Top of DATASET EXCERPTS

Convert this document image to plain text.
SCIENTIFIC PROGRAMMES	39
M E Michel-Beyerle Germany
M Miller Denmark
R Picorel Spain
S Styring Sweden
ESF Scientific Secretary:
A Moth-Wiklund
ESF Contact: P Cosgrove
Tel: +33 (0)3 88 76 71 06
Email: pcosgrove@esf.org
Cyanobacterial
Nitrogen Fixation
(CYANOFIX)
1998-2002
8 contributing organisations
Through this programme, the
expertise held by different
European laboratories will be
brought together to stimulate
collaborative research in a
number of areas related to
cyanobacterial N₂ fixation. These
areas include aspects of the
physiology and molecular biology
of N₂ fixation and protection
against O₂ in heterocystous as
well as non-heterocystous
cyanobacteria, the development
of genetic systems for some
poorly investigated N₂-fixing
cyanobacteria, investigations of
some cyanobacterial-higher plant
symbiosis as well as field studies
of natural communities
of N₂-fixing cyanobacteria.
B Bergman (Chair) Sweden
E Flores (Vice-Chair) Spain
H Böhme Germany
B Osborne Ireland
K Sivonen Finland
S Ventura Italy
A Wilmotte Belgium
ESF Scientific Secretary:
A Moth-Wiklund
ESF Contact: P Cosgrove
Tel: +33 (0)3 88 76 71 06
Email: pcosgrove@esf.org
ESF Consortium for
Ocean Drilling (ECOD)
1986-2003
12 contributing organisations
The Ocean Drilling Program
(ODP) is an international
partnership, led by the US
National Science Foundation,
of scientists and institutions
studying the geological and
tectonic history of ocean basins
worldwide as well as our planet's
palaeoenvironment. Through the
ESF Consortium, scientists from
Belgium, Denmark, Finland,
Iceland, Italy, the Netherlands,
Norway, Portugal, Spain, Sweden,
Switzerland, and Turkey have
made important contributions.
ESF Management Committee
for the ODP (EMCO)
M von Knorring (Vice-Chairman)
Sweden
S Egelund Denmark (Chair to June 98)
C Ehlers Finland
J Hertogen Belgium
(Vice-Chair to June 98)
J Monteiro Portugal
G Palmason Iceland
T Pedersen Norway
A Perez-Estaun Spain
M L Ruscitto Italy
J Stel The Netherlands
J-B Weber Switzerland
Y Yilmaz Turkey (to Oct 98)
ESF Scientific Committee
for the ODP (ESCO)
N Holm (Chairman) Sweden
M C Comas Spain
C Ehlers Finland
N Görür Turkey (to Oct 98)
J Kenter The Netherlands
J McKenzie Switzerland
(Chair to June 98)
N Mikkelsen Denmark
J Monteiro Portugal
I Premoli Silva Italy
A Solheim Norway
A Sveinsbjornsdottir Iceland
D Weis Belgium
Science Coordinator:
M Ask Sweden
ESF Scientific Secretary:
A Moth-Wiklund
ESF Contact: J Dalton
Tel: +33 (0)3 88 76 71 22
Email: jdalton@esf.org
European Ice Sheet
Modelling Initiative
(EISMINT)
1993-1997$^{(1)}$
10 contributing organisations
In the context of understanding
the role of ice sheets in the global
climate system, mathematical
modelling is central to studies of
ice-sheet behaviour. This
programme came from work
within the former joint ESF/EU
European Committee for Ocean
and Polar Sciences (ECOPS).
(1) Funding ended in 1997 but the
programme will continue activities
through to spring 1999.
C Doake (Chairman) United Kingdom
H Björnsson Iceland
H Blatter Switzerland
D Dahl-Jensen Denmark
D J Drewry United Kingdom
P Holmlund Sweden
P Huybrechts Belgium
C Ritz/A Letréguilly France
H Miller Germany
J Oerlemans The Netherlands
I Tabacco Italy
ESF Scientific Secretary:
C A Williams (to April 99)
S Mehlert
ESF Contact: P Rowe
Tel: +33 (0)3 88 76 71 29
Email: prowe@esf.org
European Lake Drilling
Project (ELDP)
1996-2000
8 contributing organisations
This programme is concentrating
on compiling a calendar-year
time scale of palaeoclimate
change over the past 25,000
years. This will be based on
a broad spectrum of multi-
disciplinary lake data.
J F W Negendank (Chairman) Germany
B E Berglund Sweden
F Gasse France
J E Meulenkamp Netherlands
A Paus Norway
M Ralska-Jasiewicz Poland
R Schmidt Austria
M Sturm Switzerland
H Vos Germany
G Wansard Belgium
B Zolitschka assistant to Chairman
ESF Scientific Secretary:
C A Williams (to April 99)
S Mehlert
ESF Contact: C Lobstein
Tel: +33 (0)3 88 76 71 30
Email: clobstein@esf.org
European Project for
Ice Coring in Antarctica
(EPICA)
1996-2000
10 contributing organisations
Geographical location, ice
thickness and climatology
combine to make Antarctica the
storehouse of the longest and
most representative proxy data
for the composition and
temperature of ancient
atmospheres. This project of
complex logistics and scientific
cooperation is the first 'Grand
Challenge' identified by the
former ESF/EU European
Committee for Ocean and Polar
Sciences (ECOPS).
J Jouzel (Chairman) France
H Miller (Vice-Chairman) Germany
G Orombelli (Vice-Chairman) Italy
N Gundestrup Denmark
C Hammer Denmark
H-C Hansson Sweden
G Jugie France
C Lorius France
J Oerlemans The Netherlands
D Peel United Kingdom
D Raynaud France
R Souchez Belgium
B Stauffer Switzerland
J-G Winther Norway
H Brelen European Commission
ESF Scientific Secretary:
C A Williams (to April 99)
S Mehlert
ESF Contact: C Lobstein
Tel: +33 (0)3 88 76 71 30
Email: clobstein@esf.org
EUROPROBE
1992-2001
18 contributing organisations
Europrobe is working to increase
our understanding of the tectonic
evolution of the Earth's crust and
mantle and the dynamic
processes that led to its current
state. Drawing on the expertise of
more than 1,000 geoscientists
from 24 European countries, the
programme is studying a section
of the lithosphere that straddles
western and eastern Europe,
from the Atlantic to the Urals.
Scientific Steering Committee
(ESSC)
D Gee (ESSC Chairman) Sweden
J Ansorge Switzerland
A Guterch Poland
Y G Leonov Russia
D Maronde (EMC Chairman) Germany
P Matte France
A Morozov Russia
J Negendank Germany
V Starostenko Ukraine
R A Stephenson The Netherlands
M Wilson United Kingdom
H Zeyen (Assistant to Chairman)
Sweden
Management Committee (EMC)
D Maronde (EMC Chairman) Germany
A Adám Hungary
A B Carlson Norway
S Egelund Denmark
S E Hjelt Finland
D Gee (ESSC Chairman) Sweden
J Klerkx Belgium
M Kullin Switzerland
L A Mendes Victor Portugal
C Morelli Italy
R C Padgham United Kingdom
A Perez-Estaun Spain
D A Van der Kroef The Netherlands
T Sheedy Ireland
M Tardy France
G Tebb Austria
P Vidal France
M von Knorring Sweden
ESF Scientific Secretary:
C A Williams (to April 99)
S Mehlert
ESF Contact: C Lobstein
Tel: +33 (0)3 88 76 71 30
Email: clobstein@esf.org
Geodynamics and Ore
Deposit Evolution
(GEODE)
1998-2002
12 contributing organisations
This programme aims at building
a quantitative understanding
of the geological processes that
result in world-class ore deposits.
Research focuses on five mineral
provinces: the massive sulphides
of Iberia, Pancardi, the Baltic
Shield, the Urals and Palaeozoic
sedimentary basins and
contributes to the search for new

Bottom of DATASET EXCERPTS

> _TASK TO COMPLETE_
Repeat every record exactly as written, please.

> _ANSWER BOX_
Convert this document image to plain text.
SCIENTIFIC PROGRAMMES	39
M E Michel-Beyerle Germany
M Miller Denmark
R Picorel Spain
S Styring Sweden
ESF Scientific Secretary:
A Moth-Wiklund
ESF Contact: P Cosgrove
Tel: +33 (0)3 88 76 71 06
Email: pcosgrove@esf.org
Cyanobacterial
Nitrogen Fixation
(CYANOFIX)
1998-2002
8 contributing organisations
Through this programme, the
expertise held by different
European laboratories will be
brought together to stimulate
collaborative research in a
number of areas related to
cyanobacterial N₂ fixation. These
areas include aspects of the
physiology and molecular biology
of N₂ fixation and protection
against O₂ in heterocystous as
well as non-heterocystous
cyanobacteria, the development
of genetic systems for some
poorly investigated N₂-fixing
cyanobacteria, investigations of
some cyanobacterial-higher plant
symbiosis as well as field studies
of natural communities
of N₂-fixing cyanobacteria.
B Bergman (Chair) Sweden
E Flores (Vice-Chair) Spain
H Böhme Germany
B Osborne Ireland
K Sivonen Finland
S Ventura Italy
A Wilmotte Belgium
ESF Scientific Secretary:
A Moth-Wiklund
ESF Contact: P Cosgrove
Tel: +33 (0)3 88 76 71 06
Email: pcosgrove@esf.org
ESF Consortium for
Ocean Drilling (ECOD)
1986-2003
12 contributing organisations
The Ocean Drilling Program
(ODP) is an international
partnership, led by the US
National Science Foundation,
of scientists and institutions
studying the geological and
tectonic history of ocean basins
worldwide as well as our planet's
palaeoenvironment. Through the
ESF Consortium, scientists from
Belgium, Denmark, Finland,
Iceland, Italy, the Netherlands,
Norway, Portugal, Spain, Sweden,
Switzerland, and Turkey have
made important contributions.
ESF Management Committee
for the ODP (EMCO)
M von Knorring (Vice-Chairman)
Sweden
S Egelund Denmark (Chair to June 98)
C Ehlers Finland
J Hertogen Belgium
(Vice-Chair to June 98)
J Monteiro Portugal
G Palmason Iceland
T Pedersen Norway
A Perez-Estaun Spain
M L Ruscitto Italy
J Stel The Netherlands
J-B Weber Switzerland
Y Yilmaz Turkey (to Oct 98)
ESF Scientific Committee
for the ODP (ESCO)
N Holm (Chairman) Sweden
M C Comas Spain
C Ehlers Finland
N Görür Turkey (to Oct 98)
J Kenter The Netherlands
J McKenzie Switzerland
(Chair to June 98)
N Mikkelsen Denmark
J Monteiro Portugal
I Premoli Silva Italy
A Solheim Norway
A Sveinsbjornsdottir Iceland
D Weis Belgium
Science Coordinator:
M Ask Sweden
ESF Scientific Secretary:
A Moth-Wiklund
ESF Contact: J Dalton
Tel: +33 (0)3 88 76 71 22
Email: jdalton@esf.org
European Ice Sheet
Modelling Initiative
(EISMINT)
1993-1997$^{(1)}$
10 contributing organisations
In the context of understanding
the role of ice sheets in the global
climate system, mathematical
modelling is central to studies of
ice-sheet behaviour. This
programme came from work
within the former joint ESF/EU
European Committee for Ocean
and Polar Sciences (ECOPS).
(1) Funding ended in 1997 but the
programme will continue activities
through to spring 1999.
C Doake (Chairman) United Kingdom
H Björnsson Iceland
H Blatter Switzerland
D Dahl-Jensen Denmark
D J Drewry United Kingdom
P Holmlund Sweden
P Huybrechts Belgium
C Ritz/A Letréguilly France
H Miller Germany
J Oerlemans The Netherlands
I Tabacco Italy
ESF Scientific Secretary:
C A Williams (to April 99)
S Mehlert
ESF Contact: P Rowe
Tel: +33 (0)3 88 76 71 29
Email: prowe@esf.org
European Lake Drilling
Project (ELDP)
1996-2000
8 contributing organisations
This programme is concentrating
on compiling a calendar-year
time scale of palaeoclimate
change over the past 25,000
years. This will be based on
a broad spectrum of multi-
disciplinary lake data.
J F W Negendank (Chairman) Germany
B E Berglund Sweden
F Gasse France
J E Meulenkamp Netherlands
A Paus Norway
M Ralska-Jasiewicz Poland
R Schmidt Austria
M Sturm Switzerland
H Vos Germany
G Wansard Belgium
B Zolitschka assistant to Chairman
ESF Scientific Secretary:
C A Williams (to April 99)
S Mehlert
ESF Contact: C Lobstein
Tel: +33 (0)3 88 76 71 30
Email: clobstein@esf.org
European Project for
Ice Coring in Antarctica
(EPICA)
1996-2000
10 contributing organisations
Geographical location, ice
thickness and climatology
combine to make Antarctica the
storehouse of the longest and
most representative proxy data
for the composition and
temperature of ancient
atmospheres. This project of
complex logistics and scientific
cooperation is the first 'Grand
Challenge' identified by the
former ESF/EU European
Committee for Ocean and Polar
Sciences (ECOPS).
J Jouzel (Chairman) France
H Miller (Vice-Chairman) Germany
G Orombelli (Vice-Chairman) Italy
N Gundestrup Denmark
C Hammer Denmark
H-C Hansson Sweden
G Jugie France
C Lorius France
J Oerlemans The Netherlands
D Peel United Kingdom
D Raynaud France
R Souchez Belgium
B Stauffer Switzerland
J-G Winther Norway
H Brelen European Commission
ESF Scientific Secretary:
C A Williams (to April 99)
S Mehlert
ESF Contact: C Lobstein
Tel: +33 (0)3 88 76 71 30
Email: clobstein@esf.org
EUROPROBE
1992-2001
18 contributing organisations
Europrobe is working to increase
our understanding of the tectonic
evolution of the Earth's crust and
mantle and the dynamic
processes that led to its current
state. Drawing on the expertise of
more than 1,000 geoscientists
from 24 European countries, the
programme is studying a section
of the lithosphere that straddles
western and eastern Europe,
from the Atlantic to the Urals.
Scientific Steering Committee
(ESSC)
D Gee (ESSC Chairman) Sweden
J Ansorge Switzerland
A Guterch Poland
Y G Leonov Russia
D Maronde (EMC Chairman) Germany
P Matte France
A Morozov Russia
J Negendank Germany
V Starostenko Ukraine
R A Stephenson The Netherlands
M Wilson United Kingdom
H Zeyen (Assistant to Chairman)
Sweden
Management Committee (EMC)
D Maronde (EMC Chairman) Germany
A Adám Hungary
A B Carlson Norway
S Egelund Denmark
S E Hjelt Finland
D Gee (ESSC Chairman) Sweden
J Klerkx Belgium
M Kullin Switzerland
L A Mendes Victor Portugal
C Morelli Italy
R C Padgham United Kingdom
A Perez-Estaun Spain
D A Van der Kroef The Netherlands
T Sheedy Ireland
M Tardy France
G Tebb Austria
P Vidal France
M von Knorring Sweden
ESF Scientific Secretary:
C A Williams (to April 99)
S Mehlert
ESF Contact: C Lobstein
Tel: +33 (0)3 88 76 71 30
Email: clobstein@esf.org
Geodynamics and Ore
Deposit Evolution
(GEODE)
1998-2002
12 contributing organisations
This programme aims at building
a quantitative understanding
of the geological processes that
result in world-class ore deposits.
Research focuses on five mineral
provinces: the massive sulphides
of Iberia, Pancardi, the Baltic
Shield, the Urals and Palaeozoic
sedimentary basins and
contributes to the search for new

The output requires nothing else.